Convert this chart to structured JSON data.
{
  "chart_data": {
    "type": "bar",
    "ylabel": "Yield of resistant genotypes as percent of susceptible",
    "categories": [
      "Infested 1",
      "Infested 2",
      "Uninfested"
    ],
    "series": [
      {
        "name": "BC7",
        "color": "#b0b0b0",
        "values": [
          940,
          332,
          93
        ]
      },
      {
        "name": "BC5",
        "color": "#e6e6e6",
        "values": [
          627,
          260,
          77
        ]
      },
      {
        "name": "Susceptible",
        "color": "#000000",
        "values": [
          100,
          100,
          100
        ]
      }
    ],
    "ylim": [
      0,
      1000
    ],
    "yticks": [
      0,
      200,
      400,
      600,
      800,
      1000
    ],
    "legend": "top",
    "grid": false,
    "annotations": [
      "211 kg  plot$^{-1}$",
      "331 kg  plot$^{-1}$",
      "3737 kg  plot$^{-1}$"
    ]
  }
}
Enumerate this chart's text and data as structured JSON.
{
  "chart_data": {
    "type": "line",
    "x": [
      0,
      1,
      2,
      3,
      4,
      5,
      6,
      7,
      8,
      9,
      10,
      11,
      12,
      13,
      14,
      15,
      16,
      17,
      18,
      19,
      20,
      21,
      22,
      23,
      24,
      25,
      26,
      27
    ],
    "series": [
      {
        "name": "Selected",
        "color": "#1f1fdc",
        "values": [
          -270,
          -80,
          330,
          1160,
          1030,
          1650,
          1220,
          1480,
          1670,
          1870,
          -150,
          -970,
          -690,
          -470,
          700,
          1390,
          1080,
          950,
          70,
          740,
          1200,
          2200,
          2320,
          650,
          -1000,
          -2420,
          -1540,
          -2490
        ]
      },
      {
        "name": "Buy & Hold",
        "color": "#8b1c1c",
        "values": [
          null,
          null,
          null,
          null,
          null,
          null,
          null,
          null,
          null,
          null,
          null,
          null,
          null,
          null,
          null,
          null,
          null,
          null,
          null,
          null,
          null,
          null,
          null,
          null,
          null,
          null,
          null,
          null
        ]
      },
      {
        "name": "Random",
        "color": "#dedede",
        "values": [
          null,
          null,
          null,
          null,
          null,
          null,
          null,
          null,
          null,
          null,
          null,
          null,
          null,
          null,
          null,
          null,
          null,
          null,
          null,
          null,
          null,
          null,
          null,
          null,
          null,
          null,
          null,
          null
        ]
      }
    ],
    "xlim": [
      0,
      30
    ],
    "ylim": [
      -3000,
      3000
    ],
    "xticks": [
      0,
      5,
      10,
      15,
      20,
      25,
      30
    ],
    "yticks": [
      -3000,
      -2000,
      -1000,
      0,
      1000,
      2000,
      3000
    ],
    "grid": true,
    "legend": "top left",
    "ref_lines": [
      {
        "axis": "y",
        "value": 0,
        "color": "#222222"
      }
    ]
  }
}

____________________

_WHAT NEEDS TO BE DONE_. Scan the listing above and copy all lines containing the word "structured".

_RESULT OF THE TASK_.
Convert this chart to structured JSON data.
Enumerate this chart's text and data as structured JSON.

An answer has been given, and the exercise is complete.